• [THE REQUEST]:
Show each line from the listing that includes the word "this".

··· ENTRIES SUPPLIED ···

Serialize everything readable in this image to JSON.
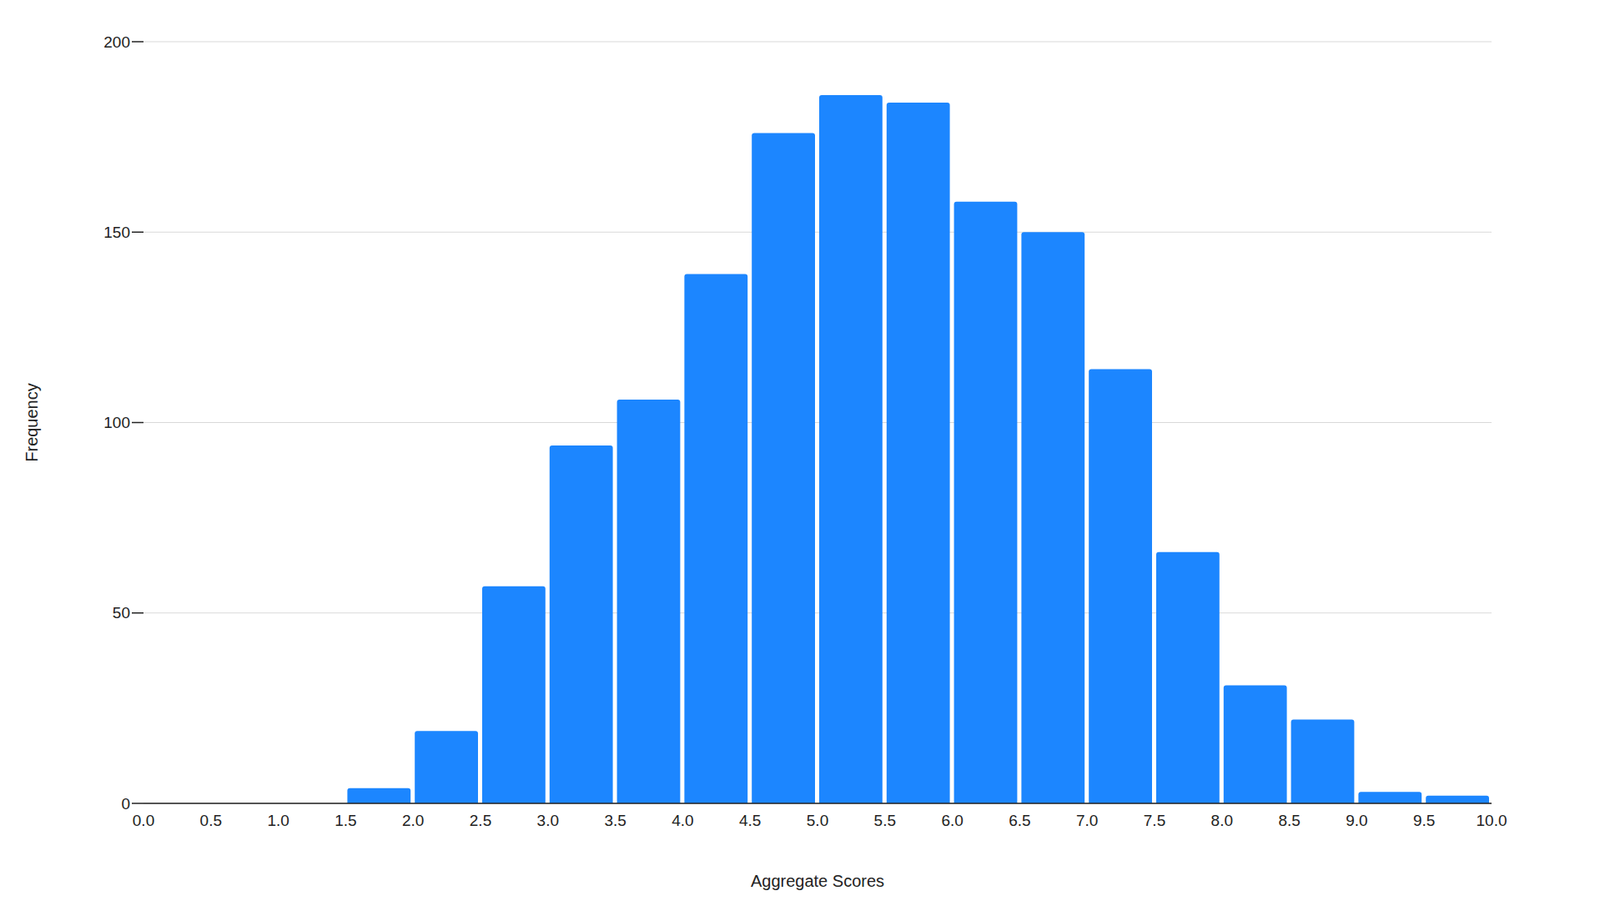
{
  "chart_data": {
    "type": "histogram",
    "x_label": "Aggregate Scores",
    "y_label": "Frequency",
    "bins": [
      0,
      0.5,
      1,
      1.5,
      2,
      2.5,
      3,
      3.5,
      4,
      4.5,
      5,
      5.5,
      6,
      6.5,
      7,
      7.5,
      8,
      8.5,
      9,
      9.5,
      10
    ],
    "values": [
      0,
      0,
      0,
      4,
      19,
      57,
      94,
      106,
      139,
      176,
      186,
      184,
      158,
      150,
      114,
      66,
      31,
      22,
      3,
      2
    ],
    "color": "#1c86ff",
    "xlim": [
      0,
      10
    ],
    "xticks": [
      {
        "value": 0,
        "label": "0.0"
      },
      0.5,
      {
        "value": 1,
        "label": "1.0"
      },
      1.5,
      {
        "value": 2,
        "label": "2.0"
      },
      2.5,
      {
        "value": 3,
        "label": "3.0"
      },
      3.5,
      {
        "value": 4,
        "label": "4.0"
      },
      4.5,
      {
        "value": 5,
        "label": "5.0"
      },
      5.5,
      {
        "value": 6,
        "label": "6.0"
      },
      6.5,
      {
        "value": 7,
        "label": "7.0"
      },
      7.5,
      {
        "value": 8,
        "label": "8.0"
      },
      8.5,
      {
        "value": 9,
        "label": "9.0"
      },
      9.5,
      {
        "value": 10,
        "label": "10.0"
      }
    ],
    "ylim": [
      0,
      200
    ],
    "yticks": [
      0,
      50,
      100,
      150,
      200
    ],
    "grid": true
  }
}
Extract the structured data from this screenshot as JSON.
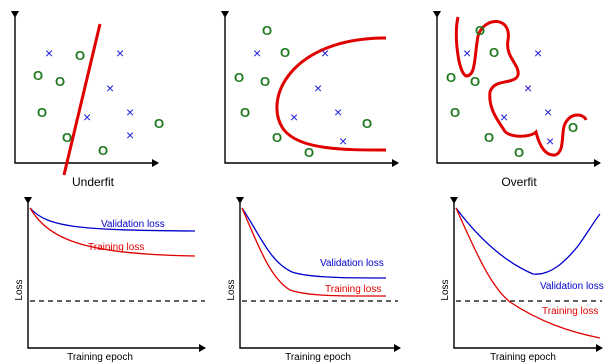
{
  "scatter": {
    "panels": [
      {
        "caption": "Underfit"
      },
      {
        "caption": ""
      },
      {
        "caption": "Overfit"
      }
    ],
    "o_mark": "O",
    "x_mark": "×"
  },
  "loss": {
    "xlabel": "Training epoch",
    "ylabel": "Loss",
    "validation_label": "Validation loss",
    "training_label": "Training loss",
    "colors": {
      "validation": "#0000cc",
      "training": "#e00000"
    }
  }
}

···

• [EXPECTED ANSWER]:
Serialize everything readable in this image to JSON.
Extract the structured data from this screenshot as JSON.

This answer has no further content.